RECORDS FOR THIS TASK
——

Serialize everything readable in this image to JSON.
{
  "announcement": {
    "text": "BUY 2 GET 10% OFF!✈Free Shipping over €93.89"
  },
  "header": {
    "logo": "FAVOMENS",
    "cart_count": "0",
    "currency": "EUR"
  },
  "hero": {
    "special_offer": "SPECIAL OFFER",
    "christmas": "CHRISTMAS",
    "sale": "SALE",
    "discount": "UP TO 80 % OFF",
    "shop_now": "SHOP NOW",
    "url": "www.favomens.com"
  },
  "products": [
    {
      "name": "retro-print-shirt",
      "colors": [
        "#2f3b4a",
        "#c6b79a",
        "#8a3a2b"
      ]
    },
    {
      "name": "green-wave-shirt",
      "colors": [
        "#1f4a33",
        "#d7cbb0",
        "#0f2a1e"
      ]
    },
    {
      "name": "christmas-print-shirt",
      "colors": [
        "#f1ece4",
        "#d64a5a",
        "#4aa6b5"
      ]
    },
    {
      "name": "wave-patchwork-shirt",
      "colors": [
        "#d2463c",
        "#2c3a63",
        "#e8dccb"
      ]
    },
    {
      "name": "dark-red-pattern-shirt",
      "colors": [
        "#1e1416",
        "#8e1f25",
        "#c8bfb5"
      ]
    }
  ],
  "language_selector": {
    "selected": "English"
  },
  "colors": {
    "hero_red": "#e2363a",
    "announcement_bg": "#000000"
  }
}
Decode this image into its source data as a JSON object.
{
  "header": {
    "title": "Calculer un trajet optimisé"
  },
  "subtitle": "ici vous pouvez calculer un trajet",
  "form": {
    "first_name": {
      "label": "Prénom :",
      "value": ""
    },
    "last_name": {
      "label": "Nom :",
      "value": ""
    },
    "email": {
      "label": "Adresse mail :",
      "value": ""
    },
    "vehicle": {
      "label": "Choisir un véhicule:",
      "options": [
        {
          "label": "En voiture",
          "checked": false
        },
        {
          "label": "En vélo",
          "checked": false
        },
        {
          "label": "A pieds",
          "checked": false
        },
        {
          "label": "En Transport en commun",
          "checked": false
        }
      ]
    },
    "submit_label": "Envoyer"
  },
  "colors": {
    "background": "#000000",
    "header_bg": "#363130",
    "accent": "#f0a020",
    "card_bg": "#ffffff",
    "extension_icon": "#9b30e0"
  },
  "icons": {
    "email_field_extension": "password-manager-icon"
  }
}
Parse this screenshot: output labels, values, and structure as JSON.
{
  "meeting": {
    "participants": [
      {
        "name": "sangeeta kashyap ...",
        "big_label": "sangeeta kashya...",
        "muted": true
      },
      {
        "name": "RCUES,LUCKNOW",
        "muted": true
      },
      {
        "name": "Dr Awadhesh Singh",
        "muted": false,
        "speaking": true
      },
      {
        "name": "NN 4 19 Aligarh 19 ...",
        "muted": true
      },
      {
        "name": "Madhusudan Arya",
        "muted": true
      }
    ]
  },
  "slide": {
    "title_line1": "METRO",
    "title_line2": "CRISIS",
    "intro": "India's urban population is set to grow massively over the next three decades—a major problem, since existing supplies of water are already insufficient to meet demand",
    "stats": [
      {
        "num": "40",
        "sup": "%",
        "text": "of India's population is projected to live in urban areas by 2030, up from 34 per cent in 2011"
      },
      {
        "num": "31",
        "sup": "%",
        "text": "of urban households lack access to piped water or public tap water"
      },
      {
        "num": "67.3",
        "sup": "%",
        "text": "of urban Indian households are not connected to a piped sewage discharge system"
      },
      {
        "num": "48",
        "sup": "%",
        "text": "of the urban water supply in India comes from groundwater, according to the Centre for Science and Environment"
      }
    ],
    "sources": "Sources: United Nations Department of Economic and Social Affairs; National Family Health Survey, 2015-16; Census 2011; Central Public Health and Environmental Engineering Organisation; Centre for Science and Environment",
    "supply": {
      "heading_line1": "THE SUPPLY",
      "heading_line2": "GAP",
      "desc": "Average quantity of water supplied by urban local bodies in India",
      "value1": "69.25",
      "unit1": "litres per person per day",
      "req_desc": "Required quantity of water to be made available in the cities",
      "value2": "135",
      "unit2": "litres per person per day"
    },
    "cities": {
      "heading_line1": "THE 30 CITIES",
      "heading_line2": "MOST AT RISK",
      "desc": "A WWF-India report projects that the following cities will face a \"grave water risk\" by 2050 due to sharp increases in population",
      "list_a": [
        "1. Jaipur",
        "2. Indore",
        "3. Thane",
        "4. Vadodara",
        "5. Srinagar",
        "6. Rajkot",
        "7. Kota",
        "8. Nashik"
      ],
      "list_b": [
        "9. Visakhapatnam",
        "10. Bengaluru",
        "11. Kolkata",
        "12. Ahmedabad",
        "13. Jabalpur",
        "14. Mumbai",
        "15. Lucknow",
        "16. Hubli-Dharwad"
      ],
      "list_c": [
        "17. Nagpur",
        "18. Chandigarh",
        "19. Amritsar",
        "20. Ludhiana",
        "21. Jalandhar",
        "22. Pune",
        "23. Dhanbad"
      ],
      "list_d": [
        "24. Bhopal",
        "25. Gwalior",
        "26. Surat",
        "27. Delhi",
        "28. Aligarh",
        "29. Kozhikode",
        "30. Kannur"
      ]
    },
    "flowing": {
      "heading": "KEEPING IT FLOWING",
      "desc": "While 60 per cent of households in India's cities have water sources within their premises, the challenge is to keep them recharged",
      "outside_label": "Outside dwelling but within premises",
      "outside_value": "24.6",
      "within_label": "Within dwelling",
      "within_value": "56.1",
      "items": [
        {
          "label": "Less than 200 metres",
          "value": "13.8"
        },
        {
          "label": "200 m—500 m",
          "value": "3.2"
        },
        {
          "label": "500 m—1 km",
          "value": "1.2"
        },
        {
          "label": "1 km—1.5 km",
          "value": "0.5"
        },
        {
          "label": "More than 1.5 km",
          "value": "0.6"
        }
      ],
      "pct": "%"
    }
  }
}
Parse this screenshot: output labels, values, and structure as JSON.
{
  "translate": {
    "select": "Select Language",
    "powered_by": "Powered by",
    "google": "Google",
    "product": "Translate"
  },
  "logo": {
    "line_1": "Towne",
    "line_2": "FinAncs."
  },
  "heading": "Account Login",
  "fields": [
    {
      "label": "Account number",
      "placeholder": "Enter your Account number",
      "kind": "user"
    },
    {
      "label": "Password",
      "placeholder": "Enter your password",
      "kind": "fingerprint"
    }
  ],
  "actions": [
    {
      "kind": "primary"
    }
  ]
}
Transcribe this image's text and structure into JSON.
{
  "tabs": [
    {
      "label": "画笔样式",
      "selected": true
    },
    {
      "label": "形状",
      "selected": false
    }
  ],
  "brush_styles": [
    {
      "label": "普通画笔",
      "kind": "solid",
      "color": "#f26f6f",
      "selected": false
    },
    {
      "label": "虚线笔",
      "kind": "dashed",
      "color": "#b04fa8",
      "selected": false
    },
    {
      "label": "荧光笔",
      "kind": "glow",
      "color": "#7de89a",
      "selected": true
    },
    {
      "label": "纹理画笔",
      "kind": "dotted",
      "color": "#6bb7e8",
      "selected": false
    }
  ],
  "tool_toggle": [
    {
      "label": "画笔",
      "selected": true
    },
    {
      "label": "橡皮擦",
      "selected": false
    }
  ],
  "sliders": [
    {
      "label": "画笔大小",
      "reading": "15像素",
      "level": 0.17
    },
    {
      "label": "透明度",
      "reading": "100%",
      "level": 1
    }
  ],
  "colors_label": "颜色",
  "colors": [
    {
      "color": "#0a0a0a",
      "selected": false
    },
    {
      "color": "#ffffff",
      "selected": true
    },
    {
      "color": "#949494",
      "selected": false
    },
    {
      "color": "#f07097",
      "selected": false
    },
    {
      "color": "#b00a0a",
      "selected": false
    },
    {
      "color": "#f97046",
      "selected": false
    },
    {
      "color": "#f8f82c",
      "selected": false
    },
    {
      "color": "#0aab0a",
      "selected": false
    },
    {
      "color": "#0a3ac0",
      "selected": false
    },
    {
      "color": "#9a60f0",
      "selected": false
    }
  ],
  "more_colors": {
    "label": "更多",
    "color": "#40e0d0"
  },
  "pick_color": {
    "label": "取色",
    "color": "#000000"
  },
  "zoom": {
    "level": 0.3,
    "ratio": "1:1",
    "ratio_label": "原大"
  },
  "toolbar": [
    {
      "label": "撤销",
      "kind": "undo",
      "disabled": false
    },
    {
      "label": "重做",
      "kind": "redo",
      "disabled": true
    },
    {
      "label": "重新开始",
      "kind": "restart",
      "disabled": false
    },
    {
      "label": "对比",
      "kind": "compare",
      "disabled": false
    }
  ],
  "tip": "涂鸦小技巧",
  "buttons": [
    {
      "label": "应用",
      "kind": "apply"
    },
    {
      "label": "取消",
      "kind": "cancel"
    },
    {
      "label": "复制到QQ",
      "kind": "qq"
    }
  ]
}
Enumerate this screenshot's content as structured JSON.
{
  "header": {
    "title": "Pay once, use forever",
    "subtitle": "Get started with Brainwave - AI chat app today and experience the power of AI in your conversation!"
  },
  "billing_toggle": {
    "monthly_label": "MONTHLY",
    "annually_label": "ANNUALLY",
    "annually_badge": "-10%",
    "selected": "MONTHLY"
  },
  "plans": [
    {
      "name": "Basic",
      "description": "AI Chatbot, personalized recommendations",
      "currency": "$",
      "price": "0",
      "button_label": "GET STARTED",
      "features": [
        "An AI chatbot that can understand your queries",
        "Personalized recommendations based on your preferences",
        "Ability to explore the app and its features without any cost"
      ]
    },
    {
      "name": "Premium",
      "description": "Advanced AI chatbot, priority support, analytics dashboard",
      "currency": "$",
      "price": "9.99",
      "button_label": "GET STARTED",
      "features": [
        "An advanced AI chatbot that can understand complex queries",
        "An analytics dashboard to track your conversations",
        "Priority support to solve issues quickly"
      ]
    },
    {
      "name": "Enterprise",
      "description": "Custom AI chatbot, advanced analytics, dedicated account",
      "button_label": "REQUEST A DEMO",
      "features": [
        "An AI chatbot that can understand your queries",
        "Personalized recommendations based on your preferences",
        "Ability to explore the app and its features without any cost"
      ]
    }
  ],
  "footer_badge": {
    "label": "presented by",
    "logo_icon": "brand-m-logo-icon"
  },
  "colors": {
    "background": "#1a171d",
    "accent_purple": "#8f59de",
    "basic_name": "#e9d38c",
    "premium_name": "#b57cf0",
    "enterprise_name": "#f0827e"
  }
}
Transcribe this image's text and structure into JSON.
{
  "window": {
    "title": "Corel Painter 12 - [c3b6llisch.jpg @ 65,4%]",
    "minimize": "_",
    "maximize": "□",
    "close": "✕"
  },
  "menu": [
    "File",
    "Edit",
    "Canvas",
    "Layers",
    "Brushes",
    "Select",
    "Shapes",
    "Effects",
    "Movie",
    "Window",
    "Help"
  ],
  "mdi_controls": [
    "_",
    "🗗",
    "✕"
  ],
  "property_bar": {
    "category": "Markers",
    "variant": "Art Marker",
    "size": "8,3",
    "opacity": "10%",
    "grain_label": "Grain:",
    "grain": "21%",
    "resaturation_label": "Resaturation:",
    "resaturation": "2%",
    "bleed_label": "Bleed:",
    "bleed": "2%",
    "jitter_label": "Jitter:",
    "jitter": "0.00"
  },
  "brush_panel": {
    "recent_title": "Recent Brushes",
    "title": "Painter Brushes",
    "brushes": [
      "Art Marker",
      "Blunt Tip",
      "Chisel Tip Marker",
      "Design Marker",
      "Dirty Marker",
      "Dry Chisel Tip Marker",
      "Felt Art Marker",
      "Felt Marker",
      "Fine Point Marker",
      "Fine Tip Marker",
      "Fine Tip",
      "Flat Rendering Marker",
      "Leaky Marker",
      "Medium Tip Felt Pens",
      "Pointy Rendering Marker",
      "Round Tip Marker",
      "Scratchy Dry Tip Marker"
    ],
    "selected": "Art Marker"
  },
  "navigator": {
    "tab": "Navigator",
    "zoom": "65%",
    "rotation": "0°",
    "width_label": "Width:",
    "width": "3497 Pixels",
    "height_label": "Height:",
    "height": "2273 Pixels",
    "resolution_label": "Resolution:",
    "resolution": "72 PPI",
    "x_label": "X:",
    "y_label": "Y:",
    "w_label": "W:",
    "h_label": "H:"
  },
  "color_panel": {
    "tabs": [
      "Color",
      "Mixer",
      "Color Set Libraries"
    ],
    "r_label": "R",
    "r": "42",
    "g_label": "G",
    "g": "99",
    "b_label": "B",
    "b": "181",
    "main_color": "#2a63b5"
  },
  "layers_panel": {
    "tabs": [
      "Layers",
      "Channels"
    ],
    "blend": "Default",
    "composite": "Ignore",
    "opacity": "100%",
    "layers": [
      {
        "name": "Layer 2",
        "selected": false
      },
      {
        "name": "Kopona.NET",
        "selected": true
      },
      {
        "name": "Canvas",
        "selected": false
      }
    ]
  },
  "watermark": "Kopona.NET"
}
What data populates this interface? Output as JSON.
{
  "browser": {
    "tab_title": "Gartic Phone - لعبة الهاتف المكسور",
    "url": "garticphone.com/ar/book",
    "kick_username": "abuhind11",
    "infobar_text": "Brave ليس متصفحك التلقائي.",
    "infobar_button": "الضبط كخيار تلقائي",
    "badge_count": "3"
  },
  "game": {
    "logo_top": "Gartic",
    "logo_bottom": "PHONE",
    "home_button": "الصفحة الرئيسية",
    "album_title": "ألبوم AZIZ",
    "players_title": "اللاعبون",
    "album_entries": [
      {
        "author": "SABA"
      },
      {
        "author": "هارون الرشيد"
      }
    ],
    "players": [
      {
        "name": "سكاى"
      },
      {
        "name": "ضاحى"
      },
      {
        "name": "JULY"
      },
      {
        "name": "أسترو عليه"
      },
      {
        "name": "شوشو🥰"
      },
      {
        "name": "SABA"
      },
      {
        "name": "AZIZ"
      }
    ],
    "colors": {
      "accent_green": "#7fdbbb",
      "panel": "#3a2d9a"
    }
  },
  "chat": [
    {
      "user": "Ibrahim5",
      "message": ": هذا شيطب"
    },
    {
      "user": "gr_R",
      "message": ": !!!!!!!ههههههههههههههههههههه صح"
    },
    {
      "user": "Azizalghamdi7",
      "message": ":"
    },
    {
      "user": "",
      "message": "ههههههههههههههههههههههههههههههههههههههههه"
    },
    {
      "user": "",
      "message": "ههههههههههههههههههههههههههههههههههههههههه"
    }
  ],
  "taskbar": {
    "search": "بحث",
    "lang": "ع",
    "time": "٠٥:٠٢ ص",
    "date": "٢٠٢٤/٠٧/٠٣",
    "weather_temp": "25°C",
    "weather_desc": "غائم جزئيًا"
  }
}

——

GOAL
Check each line above for the word "image" and say how many have it, with nothing else.

EXPECTED ANSWER
4